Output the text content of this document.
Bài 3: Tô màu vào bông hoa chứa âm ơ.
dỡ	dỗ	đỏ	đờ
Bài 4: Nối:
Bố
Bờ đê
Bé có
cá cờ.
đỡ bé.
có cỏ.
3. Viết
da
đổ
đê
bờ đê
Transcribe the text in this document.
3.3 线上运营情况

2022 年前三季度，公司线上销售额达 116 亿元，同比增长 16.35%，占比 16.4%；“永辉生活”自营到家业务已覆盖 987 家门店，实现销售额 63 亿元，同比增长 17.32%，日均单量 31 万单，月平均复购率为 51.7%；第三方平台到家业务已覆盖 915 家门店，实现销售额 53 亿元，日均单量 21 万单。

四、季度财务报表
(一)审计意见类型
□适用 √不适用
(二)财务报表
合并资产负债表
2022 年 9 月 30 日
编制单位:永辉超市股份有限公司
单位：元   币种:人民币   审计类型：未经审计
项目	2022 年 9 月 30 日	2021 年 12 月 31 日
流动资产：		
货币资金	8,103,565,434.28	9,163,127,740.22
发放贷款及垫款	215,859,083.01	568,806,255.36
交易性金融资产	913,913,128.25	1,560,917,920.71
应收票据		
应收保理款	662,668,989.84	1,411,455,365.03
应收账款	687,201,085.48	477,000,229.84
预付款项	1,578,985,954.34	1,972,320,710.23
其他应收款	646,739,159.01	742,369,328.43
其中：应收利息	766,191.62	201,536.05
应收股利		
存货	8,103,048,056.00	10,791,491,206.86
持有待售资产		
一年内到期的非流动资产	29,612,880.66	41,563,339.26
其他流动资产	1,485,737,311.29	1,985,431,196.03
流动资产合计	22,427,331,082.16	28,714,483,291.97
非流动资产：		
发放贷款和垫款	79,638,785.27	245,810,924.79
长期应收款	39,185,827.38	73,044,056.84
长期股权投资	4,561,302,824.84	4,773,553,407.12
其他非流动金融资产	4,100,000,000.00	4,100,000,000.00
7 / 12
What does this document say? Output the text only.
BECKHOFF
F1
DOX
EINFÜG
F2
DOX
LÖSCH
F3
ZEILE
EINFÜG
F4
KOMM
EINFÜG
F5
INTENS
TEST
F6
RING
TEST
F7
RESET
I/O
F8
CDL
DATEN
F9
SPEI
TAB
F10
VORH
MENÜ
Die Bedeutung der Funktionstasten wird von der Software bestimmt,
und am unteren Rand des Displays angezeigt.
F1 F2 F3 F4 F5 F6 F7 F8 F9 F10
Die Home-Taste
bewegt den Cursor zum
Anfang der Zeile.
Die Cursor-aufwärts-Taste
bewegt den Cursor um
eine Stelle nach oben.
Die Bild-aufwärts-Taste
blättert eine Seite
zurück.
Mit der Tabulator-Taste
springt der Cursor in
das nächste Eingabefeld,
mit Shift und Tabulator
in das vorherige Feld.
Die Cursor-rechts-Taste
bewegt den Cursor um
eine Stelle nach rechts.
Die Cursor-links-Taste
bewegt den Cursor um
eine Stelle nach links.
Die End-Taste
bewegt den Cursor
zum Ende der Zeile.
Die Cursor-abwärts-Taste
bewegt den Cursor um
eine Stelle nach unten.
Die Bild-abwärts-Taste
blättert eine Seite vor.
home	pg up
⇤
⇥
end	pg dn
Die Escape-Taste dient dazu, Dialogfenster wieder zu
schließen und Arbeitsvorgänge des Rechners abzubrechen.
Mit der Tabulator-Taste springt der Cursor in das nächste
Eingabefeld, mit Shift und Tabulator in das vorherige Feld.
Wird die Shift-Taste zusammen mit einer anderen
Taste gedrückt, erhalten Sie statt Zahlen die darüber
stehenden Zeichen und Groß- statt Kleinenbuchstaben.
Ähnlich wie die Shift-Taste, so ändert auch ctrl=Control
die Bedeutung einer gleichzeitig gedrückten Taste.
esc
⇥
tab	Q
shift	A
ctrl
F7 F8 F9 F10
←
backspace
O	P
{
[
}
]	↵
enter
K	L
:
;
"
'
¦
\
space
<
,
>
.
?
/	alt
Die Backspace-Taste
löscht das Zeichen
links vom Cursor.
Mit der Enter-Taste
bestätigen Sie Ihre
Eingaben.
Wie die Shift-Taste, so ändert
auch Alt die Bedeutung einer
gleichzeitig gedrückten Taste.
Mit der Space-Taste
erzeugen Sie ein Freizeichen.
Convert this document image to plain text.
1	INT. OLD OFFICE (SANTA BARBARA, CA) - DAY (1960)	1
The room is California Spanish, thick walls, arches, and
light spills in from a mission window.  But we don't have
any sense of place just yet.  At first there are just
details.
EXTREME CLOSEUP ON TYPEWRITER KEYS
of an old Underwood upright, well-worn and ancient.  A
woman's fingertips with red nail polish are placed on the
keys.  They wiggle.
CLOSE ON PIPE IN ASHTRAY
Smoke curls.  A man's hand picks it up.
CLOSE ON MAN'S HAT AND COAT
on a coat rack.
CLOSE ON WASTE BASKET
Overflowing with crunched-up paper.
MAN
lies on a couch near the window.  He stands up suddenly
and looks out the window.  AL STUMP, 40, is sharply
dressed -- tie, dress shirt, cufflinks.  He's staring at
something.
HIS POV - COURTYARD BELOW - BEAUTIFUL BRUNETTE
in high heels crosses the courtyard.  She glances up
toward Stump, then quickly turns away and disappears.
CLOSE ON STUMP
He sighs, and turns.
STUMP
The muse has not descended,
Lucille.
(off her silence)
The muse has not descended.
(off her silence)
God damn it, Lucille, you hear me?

__________

Print the records above in full, exactly.

Full answer:
Output the text content of this document.
Bài 3: Tô màu vào bông hoa chứa âm ơ.
dỡ	dỗ	đỏ	đờ
Bài 4: Nối:
Bố
Bờ đê
Bé có
cá cờ.
đỡ bé.
có cỏ.
3. Viết
da
đổ
đê
bờ đê
Transcribe the text in this document.
3.3 线上运营情况

2022 年前三季度，公司线上销售额达 116 亿元，同比增长 16.35%，占比 16.4%；“永辉生活”自营到家业务已覆盖 987 家门店，实现销售额 63 亿元，同比增长 17.32%，日均单量 31 万单，月平均复购率为 51.7%；第三方平台到家业务已覆盖 915 家门店，实现销售额 53 亿元，日均单量 21 万单。

四、季度财务报表
(一)审计意见类型
□适用 √不适用
(二)财务报表
合并资产负债表
2022 年 9 月 30 日
编制单位:永辉超市股份有限公司
单位：元   币种:人民币   审计类型：未经审计
项目	2022 年 9 月 30 日	2021 年 12 月 31 日
流动资产：		
货币资金	8,103,565,434.28	9,163,127,740.22
发放贷款及垫款	215,859,083.01	568,806,255.36
交易性金融资产	913,913,128.25	1,560,917,920.71
应收票据		
应收保理款	662,668,989.84	1,411,455,365.03
应收账款	687,201,085.48	477,000,229.84
预付款项	1,578,985,954.34	1,972,320,710.23
其他应收款	646,739,159.01	742,369,328.43
其中：应收利息	766,191.62	201,536.05
应收股利		
存货	8,103,048,056.00	10,791,491,206.86
持有待售资产		
一年内到期的非流动资产	29,612,880.66	41,563,339.26
其他流动资产	1,485,737,311.29	1,985,431,196.03
流动资产合计	22,427,331,082.16	28,714,483,291.97
非流动资产：		
发放贷款和垫款	79,638,785.27	245,810,924.79
长期应收款	39,185,827.38	73,044,056.84
长期股权投资	4,561,302,824.84	4,773,553,407.12
其他非流动金融资产	4,100,000,000.00	4,100,000,000.00
7 / 12
What does this document say? Output the text only.
BECKHOFF
F1
DOX
EINFÜG
F2
DOX
LÖSCH
F3
ZEILE
EINFÜG
F4
KOMM
EINFÜG
F5
INTENS
TEST
F6
RING
TEST
F7
RESET
I/O
F8
CDL
DATEN
F9
SPEI
TAB
F10
VORH
MENÜ
Die Bedeutung der Funktionstasten wird von der Software bestimmt,
und am unteren Rand des Displays angezeigt.
F1 F2 F3 F4 F5 F6 F7 F8 F9 F10
Die Home-Taste
bewegt den Cursor zum
Anfang der Zeile.
Die Cursor-aufwärts-Taste
bewegt den Cursor um
eine Stelle nach oben.
Die Bild-aufwärts-Taste
blättert eine Seite
zurück.
Mit der Tabulator-Taste
springt der Cursor in
das nächste Eingabefeld,
mit Shift und Tabulator
in das vorherige Feld.
Die Cursor-rechts-Taste
bewegt den Cursor um
eine Stelle nach rechts.
Die Cursor-links-Taste
bewegt den Cursor um
eine Stelle nach links.
Die End-Taste
bewegt den Cursor
zum Ende der Zeile.
Die Cursor-abwärts-Taste
bewegt den Cursor um
eine Stelle nach unten.
Die Bild-abwärts-Taste
blättert eine Seite vor.
home	pg up
⇤
⇥
end	pg dn
Die Escape-Taste dient dazu, Dialogfenster wieder zu
schließen und Arbeitsvorgänge des Rechners abzubrechen.
Mit der Tabulator-Taste springt der Cursor in das nächste
Eingabefeld, mit Shift und Tabulator in das vorherige Feld.
Wird die Shift-Taste zusammen mit einer anderen
Taste gedrückt, erhalten Sie statt Zahlen die darüber
stehenden Zeichen und Groß- statt Kleinenbuchstaben.
Ähnlich wie die Shift-Taste, so ändert auch ctrl=Control
die Bedeutung einer gleichzeitig gedrückten Taste.
esc
⇥
tab	Q
shift	A
ctrl
F7 F8 F9 F10
←
backspace
O	P
{
[
}
]	↵
enter
K	L
:
;
"
'
¦
\
space
<
,
>
.
?
/	alt
Die Backspace-Taste
löscht das Zeichen
links vom Cursor.
Mit der Enter-Taste
bestätigen Sie Ihre
Eingaben.
Wie die Shift-Taste, so ändert
auch Alt die Bedeutung einer
gleichzeitig gedrückten Taste.
Mit der Space-Taste
erzeugen Sie ein Freizeichen.
Convert this document image to plain text.
1	INT. OLD OFFICE (SANTA BARBARA, CA) - DAY (1960)	1
The room is California Spanish, thick walls, arches, and
light spills in from a mission window.  But we don't have
any sense of place just yet.  At first there are just
details.
EXTREME CLOSEUP ON TYPEWRITER KEYS
of an old Underwood upright, well-worn and ancient.  A
woman's fingertips with red nail polish are placed on the
keys.  They wiggle.
CLOSE ON PIPE IN ASHTRAY
Smoke curls.  A man's hand picks it up.
CLOSE ON MAN'S HAT AND COAT
on a coat rack.
CLOSE ON WASTE BASKET
Overflowing with crunched-up paper.
MAN
lies on a couch near the window.  He stands up suddenly
and looks out the window.  AL STUMP, 40, is sharply
dressed -- tie, dress shirt, cufflinks.  He's staring at
something.
HIS POV - COURTYARD BELOW - BEAUTIFUL BRUNETTE
in high heels crosses the courtyard.  She glances up
toward Stump, then quickly turns away and disappears.
CLOSE ON STUMP
He sighs, and turns.
STUMP
The muse has not descended,
Lucille.
(off her silence)
The muse has not descended.
(off her silence)
God damn it, Lucille, you hear me?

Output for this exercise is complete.